**WHAT TO DO**
Please return every one of the items below word for word, with nothing changed.

=== INFORMATION PROVIDED ===

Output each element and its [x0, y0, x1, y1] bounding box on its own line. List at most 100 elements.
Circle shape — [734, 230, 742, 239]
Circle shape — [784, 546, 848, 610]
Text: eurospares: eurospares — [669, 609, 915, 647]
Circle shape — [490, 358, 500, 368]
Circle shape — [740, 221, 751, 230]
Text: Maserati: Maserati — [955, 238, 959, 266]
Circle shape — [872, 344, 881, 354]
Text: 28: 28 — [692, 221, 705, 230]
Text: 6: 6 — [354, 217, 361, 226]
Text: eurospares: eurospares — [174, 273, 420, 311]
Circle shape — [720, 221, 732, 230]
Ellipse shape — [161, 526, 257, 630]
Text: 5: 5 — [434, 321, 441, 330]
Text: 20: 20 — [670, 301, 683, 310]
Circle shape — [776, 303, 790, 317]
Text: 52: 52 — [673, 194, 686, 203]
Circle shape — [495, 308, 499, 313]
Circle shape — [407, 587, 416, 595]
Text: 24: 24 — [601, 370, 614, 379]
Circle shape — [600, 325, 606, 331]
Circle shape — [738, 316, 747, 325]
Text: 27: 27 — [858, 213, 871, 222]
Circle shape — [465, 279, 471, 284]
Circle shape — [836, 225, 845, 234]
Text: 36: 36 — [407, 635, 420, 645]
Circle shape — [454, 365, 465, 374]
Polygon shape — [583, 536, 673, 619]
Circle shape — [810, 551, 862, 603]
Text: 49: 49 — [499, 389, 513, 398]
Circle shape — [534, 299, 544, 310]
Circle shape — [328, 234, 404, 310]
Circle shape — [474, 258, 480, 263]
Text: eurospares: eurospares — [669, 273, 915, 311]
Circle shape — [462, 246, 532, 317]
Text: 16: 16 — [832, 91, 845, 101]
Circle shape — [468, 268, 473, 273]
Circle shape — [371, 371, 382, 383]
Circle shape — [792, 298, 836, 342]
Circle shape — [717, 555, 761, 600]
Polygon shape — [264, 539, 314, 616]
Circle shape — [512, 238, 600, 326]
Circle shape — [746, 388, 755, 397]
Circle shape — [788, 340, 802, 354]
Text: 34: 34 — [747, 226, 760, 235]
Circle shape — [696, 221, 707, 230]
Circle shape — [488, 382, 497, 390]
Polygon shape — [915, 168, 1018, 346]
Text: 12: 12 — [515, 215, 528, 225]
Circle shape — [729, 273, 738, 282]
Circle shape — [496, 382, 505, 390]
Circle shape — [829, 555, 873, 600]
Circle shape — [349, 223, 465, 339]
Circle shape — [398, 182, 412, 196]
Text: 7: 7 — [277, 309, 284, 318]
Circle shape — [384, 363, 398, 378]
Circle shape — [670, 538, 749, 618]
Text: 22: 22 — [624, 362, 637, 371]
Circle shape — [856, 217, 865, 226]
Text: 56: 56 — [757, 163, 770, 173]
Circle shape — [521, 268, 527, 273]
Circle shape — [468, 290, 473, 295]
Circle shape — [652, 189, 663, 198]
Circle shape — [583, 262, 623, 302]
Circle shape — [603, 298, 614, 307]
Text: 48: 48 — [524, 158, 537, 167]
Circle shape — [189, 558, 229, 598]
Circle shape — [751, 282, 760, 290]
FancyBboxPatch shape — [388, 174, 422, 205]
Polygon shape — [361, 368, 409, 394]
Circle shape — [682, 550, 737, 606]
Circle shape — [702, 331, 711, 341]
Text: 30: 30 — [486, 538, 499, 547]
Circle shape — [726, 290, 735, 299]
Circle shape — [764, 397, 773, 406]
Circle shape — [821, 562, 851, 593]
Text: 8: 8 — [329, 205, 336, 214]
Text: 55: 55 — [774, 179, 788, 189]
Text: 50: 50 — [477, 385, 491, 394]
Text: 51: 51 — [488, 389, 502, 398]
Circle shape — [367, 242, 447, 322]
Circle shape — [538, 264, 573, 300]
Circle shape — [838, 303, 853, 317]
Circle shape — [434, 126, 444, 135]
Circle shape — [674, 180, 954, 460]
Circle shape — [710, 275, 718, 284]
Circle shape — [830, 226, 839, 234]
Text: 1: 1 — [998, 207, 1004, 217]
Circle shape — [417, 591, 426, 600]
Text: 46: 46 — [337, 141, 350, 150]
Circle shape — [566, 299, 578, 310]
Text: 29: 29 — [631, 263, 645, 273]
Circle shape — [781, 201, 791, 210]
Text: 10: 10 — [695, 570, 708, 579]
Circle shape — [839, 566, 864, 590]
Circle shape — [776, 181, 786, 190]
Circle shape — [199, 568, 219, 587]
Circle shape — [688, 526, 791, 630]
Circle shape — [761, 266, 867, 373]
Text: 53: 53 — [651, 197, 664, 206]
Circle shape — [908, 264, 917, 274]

===

**EXERCISE ANSWER**
Output each element and its [x0, y0, x1, y1] bounding box on its own line. List at most 100 elements.
Circle shape — [734, 230, 742, 239]
Circle shape — [784, 546, 848, 610]
Text: eurospares: eurospares — [669, 609, 915, 647]
Circle shape — [490, 358, 500, 368]
Circle shape — [740, 221, 751, 230]
Text: Maserati: Maserati — [955, 238, 959, 266]
Circle shape — [872, 344, 881, 354]
Text: 28: 28 — [692, 221, 705, 230]
Text: 6: 6 — [354, 217, 361, 226]
Text: eurospares: eurospares — [174, 273, 420, 311]
Circle shape — [720, 221, 732, 230]
Ellipse shape — [161, 526, 257, 630]
Text: 5: 5 — [434, 321, 441, 330]
Text: 20: 20 — [670, 301, 683, 310]
Circle shape — [776, 303, 790, 317]
Text: 52: 52 — [673, 194, 686, 203]
Circle shape — [495, 308, 499, 313]
Circle shape — [407, 587, 416, 595]
Text: 24: 24 — [601, 370, 614, 379]
Circle shape — [600, 325, 606, 331]
Circle shape — [738, 316, 747, 325]
Text: 27: 27 — [858, 213, 871, 222]
Circle shape — [465, 279, 471, 284]
Circle shape — [836, 225, 845, 234]
Text: 36: 36 — [407, 635, 420, 645]
Circle shape — [454, 365, 465, 374]
Polygon shape — [583, 536, 673, 619]
Circle shape — [810, 551, 862, 603]
Text: 49: 49 — [499, 389, 513, 398]
Circle shape — [534, 299, 544, 310]
Circle shape — [328, 234, 404, 310]
Circle shape — [474, 258, 480, 263]
Text: eurospares: eurospares — [669, 273, 915, 311]
Circle shape — [462, 246, 532, 317]
Text: 16: 16 — [832, 91, 845, 101]
Circle shape — [468, 268, 473, 273]
Circle shape — [371, 371, 382, 383]
Circle shape — [792, 298, 836, 342]
Circle shape — [717, 555, 761, 600]
Polygon shape — [264, 539, 314, 616]
Circle shape — [512, 238, 600, 326]
Circle shape — [746, 388, 755, 397]
Circle shape — [788, 340, 802, 354]
Text: 34: 34 — [747, 226, 760, 235]
Circle shape — [696, 221, 707, 230]
Circle shape — [488, 382, 497, 390]
Polygon shape — [915, 168, 1018, 346]
Text: 12: 12 — [515, 215, 528, 225]
Circle shape — [729, 273, 738, 282]
Circle shape — [496, 382, 505, 390]
Circle shape — [829, 555, 873, 600]
Circle shape — [349, 223, 465, 339]
Circle shape — [398, 182, 412, 196]
Text: 7: 7 — [277, 309, 284, 318]
Circle shape — [384, 363, 398, 378]
Circle shape — [670, 538, 749, 618]
Text: 22: 22 — [624, 362, 637, 371]
Circle shape — [856, 217, 865, 226]
Text: 56: 56 — [757, 163, 770, 173]
Circle shape — [521, 268, 527, 273]
Circle shape — [468, 290, 473, 295]
Circle shape — [652, 189, 663, 198]
Circle shape — [583, 262, 623, 302]
Circle shape — [603, 298, 614, 307]
Text: 48: 48 — [524, 158, 537, 167]
Circle shape — [189, 558, 229, 598]
Circle shape — [751, 282, 760, 290]
FancyBboxPatch shape — [388, 174, 422, 205]
Polygon shape — [361, 368, 409, 394]
Circle shape — [682, 550, 737, 606]
Circle shape — [702, 331, 711, 341]
Text: 30: 30 — [486, 538, 499, 547]
Circle shape — [726, 290, 735, 299]
Circle shape — [764, 397, 773, 406]
Circle shape — [821, 562, 851, 593]
Text: 8: 8 — [329, 205, 336, 214]
Text: 55: 55 — [774, 179, 788, 189]
Text: 50: 50 — [477, 385, 491, 394]
Text: 51: 51 — [488, 389, 502, 398]
Circle shape — [367, 242, 447, 322]
Circle shape — [538, 264, 573, 300]
Circle shape — [838, 303, 853, 317]
Circle shape — [434, 126, 444, 135]
Circle shape — [674, 180, 954, 460]
Circle shape — [710, 275, 718, 284]
Circle shape — [830, 226, 839, 234]
Text: 1: 1 — [998, 207, 1004, 217]
Circle shape — [417, 591, 426, 600]
Text: 46: 46 — [337, 141, 350, 150]
Circle shape — [566, 299, 578, 310]
Text: 29: 29 — [631, 263, 645, 273]
Circle shape — [781, 201, 791, 210]
Text: 10: 10 — [695, 570, 708, 579]
Circle shape — [839, 566, 864, 590]
Circle shape — [776, 181, 786, 190]
Circle shape — [199, 568, 219, 587]
Circle shape — [688, 526, 791, 630]
Circle shape — [761, 266, 867, 373]
Text: 53: 53 — [651, 197, 664, 206]
Circle shape — [908, 264, 917, 274]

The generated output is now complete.